» **Stated goal**:
Repeat word for word the line with "Extract the structured" and every line after it until the records below run out.

● ● ● ●

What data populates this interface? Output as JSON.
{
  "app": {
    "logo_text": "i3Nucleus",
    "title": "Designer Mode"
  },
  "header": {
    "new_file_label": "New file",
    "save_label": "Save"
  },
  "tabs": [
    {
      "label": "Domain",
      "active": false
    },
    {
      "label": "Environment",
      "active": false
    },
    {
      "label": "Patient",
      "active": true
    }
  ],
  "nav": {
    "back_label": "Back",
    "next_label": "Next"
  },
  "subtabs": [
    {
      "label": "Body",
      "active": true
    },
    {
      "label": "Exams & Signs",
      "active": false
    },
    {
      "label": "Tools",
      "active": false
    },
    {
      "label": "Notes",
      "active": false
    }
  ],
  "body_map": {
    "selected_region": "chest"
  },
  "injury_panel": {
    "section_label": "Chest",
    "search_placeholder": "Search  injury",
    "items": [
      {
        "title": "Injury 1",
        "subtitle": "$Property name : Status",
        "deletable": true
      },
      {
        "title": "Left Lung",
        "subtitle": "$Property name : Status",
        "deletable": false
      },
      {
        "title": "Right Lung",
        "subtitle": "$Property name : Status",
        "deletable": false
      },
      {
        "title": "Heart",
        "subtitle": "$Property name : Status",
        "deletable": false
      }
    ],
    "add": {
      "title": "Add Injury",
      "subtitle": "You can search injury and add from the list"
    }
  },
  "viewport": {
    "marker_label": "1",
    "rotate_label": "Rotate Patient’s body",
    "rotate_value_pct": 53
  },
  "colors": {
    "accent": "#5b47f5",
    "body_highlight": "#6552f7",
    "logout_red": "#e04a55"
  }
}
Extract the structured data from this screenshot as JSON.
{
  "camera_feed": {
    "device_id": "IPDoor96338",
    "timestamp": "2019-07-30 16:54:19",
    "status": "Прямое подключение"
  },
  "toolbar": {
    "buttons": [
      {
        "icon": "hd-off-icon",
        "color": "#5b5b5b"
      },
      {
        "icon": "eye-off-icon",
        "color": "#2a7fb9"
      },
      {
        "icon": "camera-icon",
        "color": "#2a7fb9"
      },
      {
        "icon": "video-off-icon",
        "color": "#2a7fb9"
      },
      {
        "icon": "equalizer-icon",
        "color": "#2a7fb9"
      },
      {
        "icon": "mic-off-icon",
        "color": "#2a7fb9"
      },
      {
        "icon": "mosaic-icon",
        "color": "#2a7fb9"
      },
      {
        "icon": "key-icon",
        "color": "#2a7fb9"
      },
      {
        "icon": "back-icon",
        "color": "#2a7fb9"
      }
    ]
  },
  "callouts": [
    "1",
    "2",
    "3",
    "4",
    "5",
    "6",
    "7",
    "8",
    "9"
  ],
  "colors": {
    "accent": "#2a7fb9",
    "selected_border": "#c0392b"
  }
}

● ● ● ●

» **Exercise answer**:
Extract the structured data from this screenshot as JSON.
{
  "camera_feed": {
    "device_id": "IPDoor96338",
    "timestamp": "2019-07-30 16:54:19",
    "status": "Прямое подключение"
  },
  "toolbar": {
    "buttons": [
      {
        "icon": "hd-off-icon",
        "color": "#5b5b5b"
      },
      {
        "icon": "eye-off-icon",
        "color": "#2a7fb9"
      },
      {
        "icon": "camera-icon",
        "color": "#2a7fb9"
      },
      {
        "icon": "video-off-icon",
        "color": "#2a7fb9"
      },
      {
        "icon": "equalizer-icon",
        "color": "#2a7fb9"
      },
      {
        "icon": "mic-off-icon",
        "color": "#2a7fb9"
      },
      {
        "icon": "mosaic-icon",
        "color": "#2a7fb9"
      },
      {
        "icon": "key-icon",
        "color": "#2a7fb9"
      },
      {
        "icon": "back-icon",
        "color": "#2a7fb9"
      }
    ]
  },
  "callouts": [
    "1",
    "2",
    "3",
    "4",
    "5",
    "6",
    "7",
    "8",
    "9"
  ],
  "colors": {
    "accent": "#2a7fb9",
    "selected_border": "#c0392b"
  }
}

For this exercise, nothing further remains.